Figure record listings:
----------
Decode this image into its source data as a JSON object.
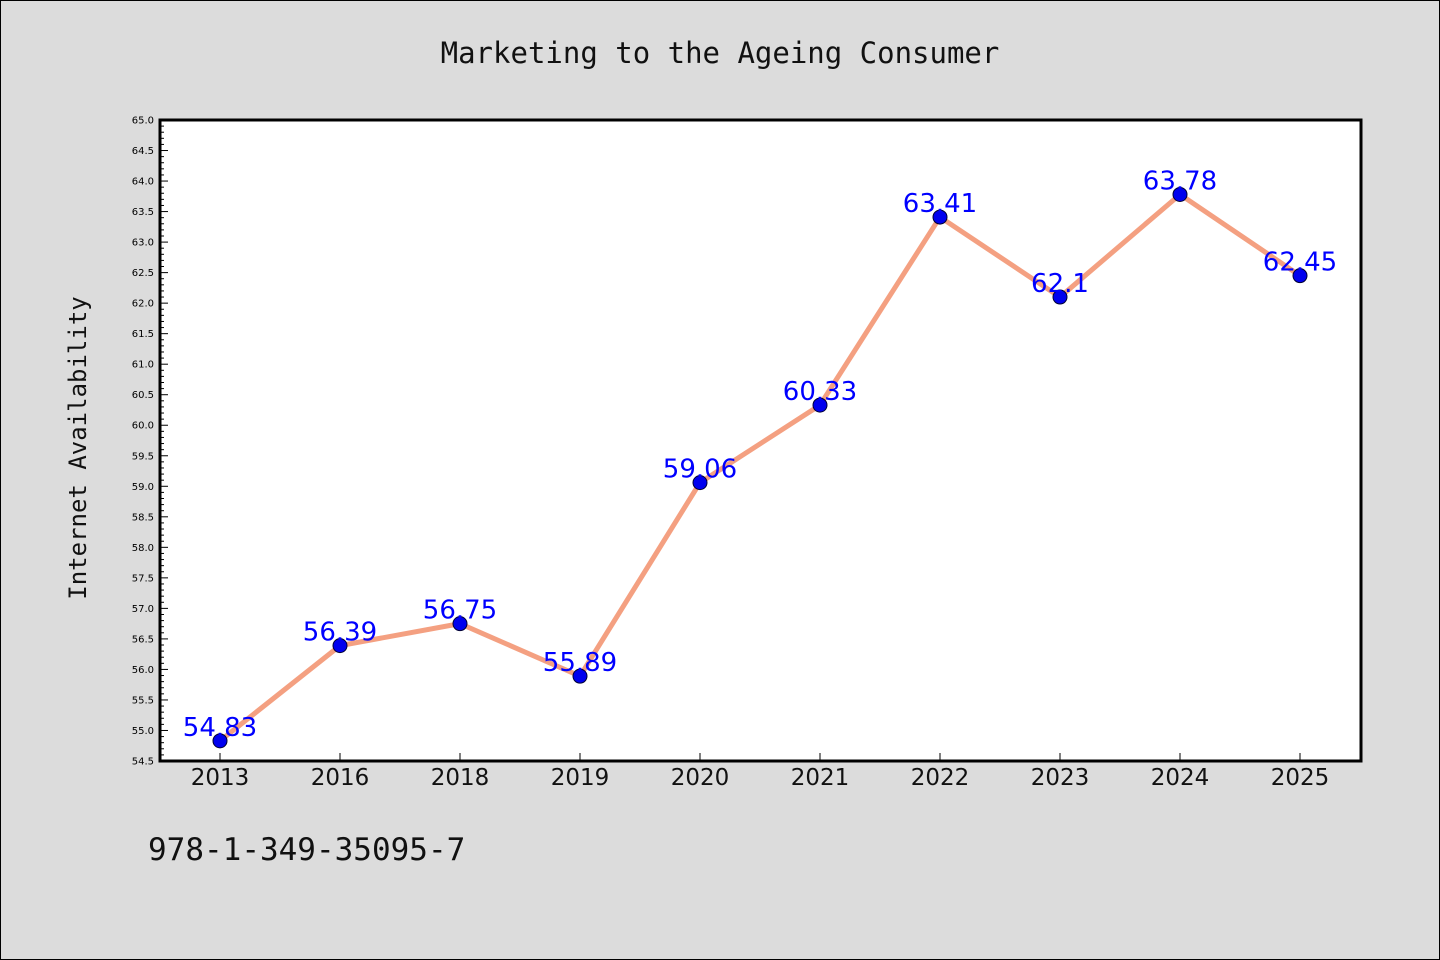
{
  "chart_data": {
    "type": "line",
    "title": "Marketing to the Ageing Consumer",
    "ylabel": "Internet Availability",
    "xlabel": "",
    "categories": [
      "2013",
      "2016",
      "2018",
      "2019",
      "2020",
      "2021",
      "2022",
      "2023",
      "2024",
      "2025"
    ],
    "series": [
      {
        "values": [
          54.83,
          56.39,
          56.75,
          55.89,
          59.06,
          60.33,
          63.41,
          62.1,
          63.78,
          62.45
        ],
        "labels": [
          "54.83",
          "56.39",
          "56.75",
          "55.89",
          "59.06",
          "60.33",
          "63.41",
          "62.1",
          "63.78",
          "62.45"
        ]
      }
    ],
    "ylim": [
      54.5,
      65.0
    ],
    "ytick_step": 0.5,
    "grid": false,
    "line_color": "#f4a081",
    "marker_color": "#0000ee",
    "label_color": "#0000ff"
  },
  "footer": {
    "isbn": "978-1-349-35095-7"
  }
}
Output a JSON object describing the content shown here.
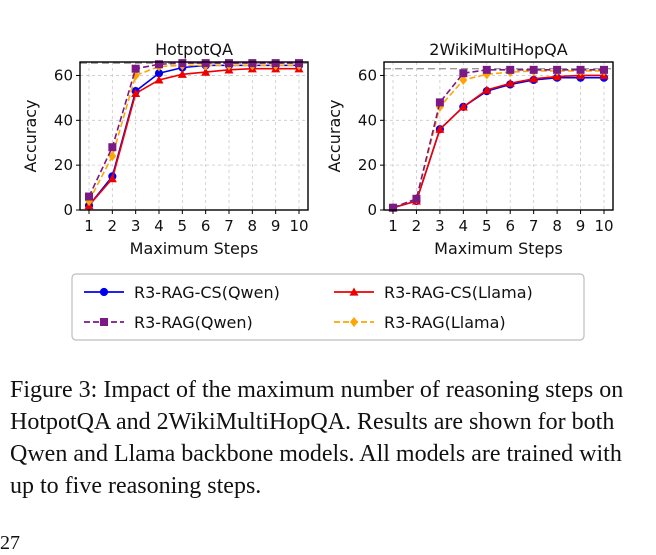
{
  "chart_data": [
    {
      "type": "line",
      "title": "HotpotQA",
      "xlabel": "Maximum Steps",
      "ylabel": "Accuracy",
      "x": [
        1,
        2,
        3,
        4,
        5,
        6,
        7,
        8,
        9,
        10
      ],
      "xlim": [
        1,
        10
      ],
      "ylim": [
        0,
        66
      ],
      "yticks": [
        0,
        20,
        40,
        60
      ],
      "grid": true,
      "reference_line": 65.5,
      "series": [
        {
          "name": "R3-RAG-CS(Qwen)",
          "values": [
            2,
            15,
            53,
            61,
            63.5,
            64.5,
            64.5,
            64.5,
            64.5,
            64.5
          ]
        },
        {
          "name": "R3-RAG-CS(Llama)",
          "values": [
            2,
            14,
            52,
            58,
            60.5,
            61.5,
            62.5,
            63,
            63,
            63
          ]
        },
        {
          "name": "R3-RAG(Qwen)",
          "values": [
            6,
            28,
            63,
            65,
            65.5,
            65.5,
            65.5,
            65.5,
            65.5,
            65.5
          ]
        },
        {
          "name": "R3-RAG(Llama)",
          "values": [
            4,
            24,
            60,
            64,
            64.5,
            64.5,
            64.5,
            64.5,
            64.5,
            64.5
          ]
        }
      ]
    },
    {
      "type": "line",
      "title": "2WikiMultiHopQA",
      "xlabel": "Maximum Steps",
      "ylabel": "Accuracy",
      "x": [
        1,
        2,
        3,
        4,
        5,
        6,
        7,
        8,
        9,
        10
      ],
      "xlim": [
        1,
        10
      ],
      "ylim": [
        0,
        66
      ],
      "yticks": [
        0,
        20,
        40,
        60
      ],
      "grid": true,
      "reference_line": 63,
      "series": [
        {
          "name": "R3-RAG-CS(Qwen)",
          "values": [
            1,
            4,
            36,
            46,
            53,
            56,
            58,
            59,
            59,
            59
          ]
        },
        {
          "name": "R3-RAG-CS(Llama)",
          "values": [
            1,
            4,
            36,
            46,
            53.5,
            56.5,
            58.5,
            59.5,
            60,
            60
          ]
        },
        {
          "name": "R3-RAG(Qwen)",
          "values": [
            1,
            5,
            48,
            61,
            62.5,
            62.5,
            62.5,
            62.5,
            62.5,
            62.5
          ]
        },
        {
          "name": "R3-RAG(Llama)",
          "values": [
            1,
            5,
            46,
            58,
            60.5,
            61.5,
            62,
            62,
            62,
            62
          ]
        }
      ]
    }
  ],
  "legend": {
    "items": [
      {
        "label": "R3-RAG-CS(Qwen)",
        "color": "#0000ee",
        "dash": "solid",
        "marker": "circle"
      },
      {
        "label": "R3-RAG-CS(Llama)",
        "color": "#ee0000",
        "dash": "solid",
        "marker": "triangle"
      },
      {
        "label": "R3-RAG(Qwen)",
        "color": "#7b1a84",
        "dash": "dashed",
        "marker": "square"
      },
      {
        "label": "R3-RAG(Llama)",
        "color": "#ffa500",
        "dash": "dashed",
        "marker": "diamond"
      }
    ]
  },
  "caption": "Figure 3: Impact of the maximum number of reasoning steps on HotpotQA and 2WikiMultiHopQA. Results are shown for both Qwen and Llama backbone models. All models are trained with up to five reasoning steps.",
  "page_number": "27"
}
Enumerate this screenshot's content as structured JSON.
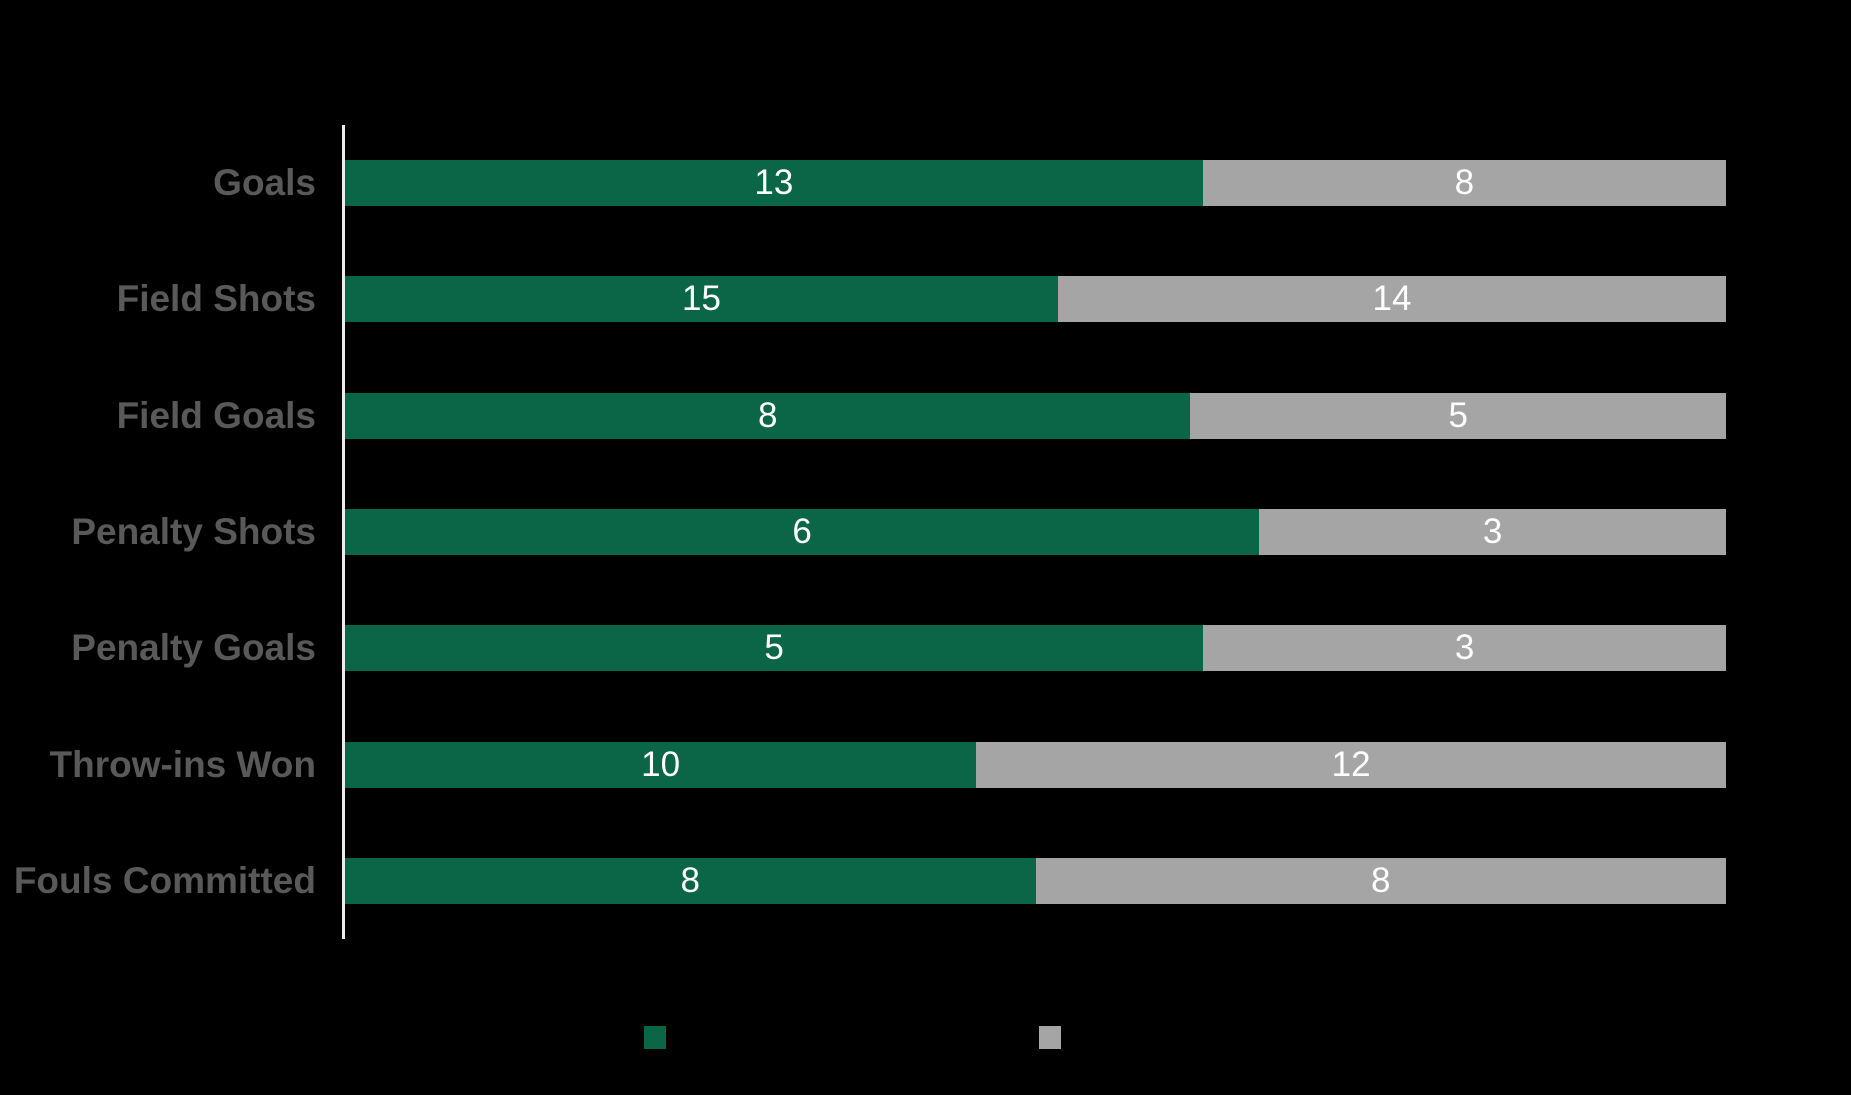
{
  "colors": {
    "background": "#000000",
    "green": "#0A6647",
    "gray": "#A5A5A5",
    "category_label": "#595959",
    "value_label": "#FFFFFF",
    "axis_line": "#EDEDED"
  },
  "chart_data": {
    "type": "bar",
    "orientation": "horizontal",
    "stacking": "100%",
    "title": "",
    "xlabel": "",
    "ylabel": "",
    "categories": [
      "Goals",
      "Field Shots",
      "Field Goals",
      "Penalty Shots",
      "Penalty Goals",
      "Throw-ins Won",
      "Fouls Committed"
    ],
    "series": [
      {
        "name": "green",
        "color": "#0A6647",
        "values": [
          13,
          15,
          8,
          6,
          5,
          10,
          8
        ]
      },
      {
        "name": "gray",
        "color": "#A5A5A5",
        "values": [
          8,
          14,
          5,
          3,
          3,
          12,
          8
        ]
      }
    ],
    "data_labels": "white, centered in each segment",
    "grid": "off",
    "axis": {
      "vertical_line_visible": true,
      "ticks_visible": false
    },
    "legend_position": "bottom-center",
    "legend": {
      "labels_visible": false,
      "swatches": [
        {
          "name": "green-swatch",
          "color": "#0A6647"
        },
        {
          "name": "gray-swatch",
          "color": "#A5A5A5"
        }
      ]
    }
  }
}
----------
Working from the material above, transcribe it exactly while omitting pictures.

> [Correct result]
Decode this image into its source data as a JSON object.
{
  "chart_data": {
    "type": "line",
    "title": "Marketing to the Ageing Consumer",
    "ylabel": "Internet Availability",
    "xlabel": "",
    "categories": [
      "2013",
      "2016",
      "2018",
      "2019",
      "2020",
      "2021",
      "2022",
      "2023",
      "2024",
      "2025"
    ],
    "series": [
      {
        "values": [
          54.83,
          56.39,
          56.75,
          55.89,
          59.06,
          60.33,
          63.41,
          62.1,
          63.78,
          62.45
        ],
        "labels": [
          "54.83",
          "56.39",
          "56.75",
          "55.89",
          "59.06",
          "60.33",
          "63.41",
          "62.1",
          "63.78",
          "62.45"
        ]
      }
    ],
    "ylim": [
      54.5,
      65.0
    ],
    "ytick_step": 0.5,
    "grid": false,
    "line_color": "#f4a081",
    "marker_color": "#0000ee",
    "label_color": "#0000ff"
  },
  "footer": {
    "isbn": "978-1-349-35095-7"
  }
}
Output a JSON object describing the content shown here.
{
  "chart_data": [
    {
      "type": "line",
      "title": "HotpotQA",
      "xlabel": "Maximum Steps",
      "ylabel": "Accuracy",
      "x": [
        1,
        2,
        3,
        4,
        5,
        6,
        7,
        8,
        9,
        10
      ],
      "xlim": [
        1,
        10
      ],
      "ylim": [
        0,
        66
      ],
      "yticks": [
        0,
        20,
        40,
        60
      ],
      "grid": true,
      "reference_line": 65.5,
      "series": [
        {
          "name": "R3-RAG-CS(Qwen)",
          "values": [
            2,
            15,
            53,
            61,
            63.5,
            64.5,
            64.5,
            64.5,
            64.5,
            64.5
          ]
        },
        {
          "name": "R3-RAG-CS(Llama)",
          "values": [
            2,
            14,
            52,
            58,
            60.5,
            61.5,
            62.5,
            63,
            63,
            63
          ]
        },
        {
          "name": "R3-RAG(Qwen)",
          "values": [
            6,
            28,
            63,
            65,
            65.5,
            65.5,
            65.5,
            65.5,
            65.5,
            65.5
          ]
        },
        {
          "name": "R3-RAG(Llama)",
          "values": [
            4,
            24,
            60,
            64,
            64.5,
            64.5,
            64.5,
            64.5,
            64.5,
            64.5
          ]
        }
      ]
    },
    {
      "type": "line",
      "title": "2WikiMultiHopQA",
      "xlabel": "Maximum Steps",
      "ylabel": "Accuracy",
      "x": [
        1,
        2,
        3,
        4,
        5,
        6,
        7,
        8,
        9,
        10
      ],
      "xlim": [
        1,
        10
      ],
      "ylim": [
        0,
        66
      ],
      "yticks": [
        0,
        20,
        40,
        60
      ],
      "grid": true,
      "reference_line": 63,
      "series": [
        {
          "name": "R3-RAG-CS(Qwen)",
          "values": [
            1,
            4,
            36,
            46,
            53,
            56,
            58,
            59,
            59,
            59
          ]
        },
        {
          "name": "R3-RAG-CS(Llama)",
          "values": [
            1,
            4,
            36,
            46,
            53.5,
            56.5,
            58.5,
            59.5,
            60,
            60
          ]
        },
        {
          "name": "R3-RAG(Qwen)",
          "values": [
            1,
            5,
            48,
            61,
            62.5,
            62.5,
            62.5,
            62.5,
            62.5,
            62.5
          ]
        },
        {
          "name": "R3-RAG(Llama)",
          "values": [
            1,
            5,
            46,
            58,
            60.5,
            61.5,
            62,
            62,
            62,
            62
          ]
        }
      ]
    }
  ],
  "legend": {
    "items": [
      {
        "label": "R3-RAG-CS(Qwen)",
        "color": "#0000ee",
        "dash": "solid",
        "marker": "circle"
      },
      {
        "label": "R3-RAG-CS(Llama)",
        "color": "#ee0000",
        "dash": "solid",
        "marker": "triangle"
      },
      {
        "label": "R3-RAG(Qwen)",
        "color": "#7b1a84",
        "dash": "dashed",
        "marker": "square"
      },
      {
        "label": "R3-RAG(Llama)",
        "color": "#ffa500",
        "dash": "dashed",
        "marker": "diamond"
      }
    ]
  },
  "caption": "Figure 3: Impact of the maximum number of reasoning steps on HotpotQA and 2WikiMultiHopQA. Results are shown for both Qwen and Llama backbone models. All models are trained with up to five reasoning steps.",
  "page_number": "27"
}
Enumerate this screenshot's content as structured JSON.
{
  "colors": {
    "background": "#000000",
    "green": "#0A6647",
    "gray": "#A5A5A5",
    "category_label": "#595959",
    "value_label": "#FFFFFF",
    "axis_line": "#EDEDED"
  },
  "chart_data": {
    "type": "bar",
    "orientation": "horizontal",
    "stacking": "100%",
    "title": "",
    "xlabel": "",
    "ylabel": "",
    "categories": [
      "Goals",
      "Field Shots",
      "Field Goals",
      "Penalty Shots",
      "Penalty Goals",
      "Throw-ins Won",
      "Fouls Committed"
    ],
    "series": [
      {
        "name": "green",
        "color": "#0A6647",
        "values": [
          13,
          15,
          8,
          6,
          5,
          10,
          8
        ]
      },
      {
        "name": "gray",
        "color": "#A5A5A5",
        "values": [
          8,
          14,
          5,
          3,
          3,
          12,
          8
        ]
      }
    ],
    "data_labels": "white, centered in each segment",
    "grid": "off",
    "axis": {
      "vertical_line_visible": true,
      "ticks_visible": false
    },
    "legend_position": "bottom-center",
    "legend": {
      "labels_visible": false,
      "swatches": [
        {
          "name": "green-swatch",
          "color": "#0A6647"
        },
        {
          "name": "gray-swatch",
          "color": "#A5A5A5"
        }
      ]
    }
  }
}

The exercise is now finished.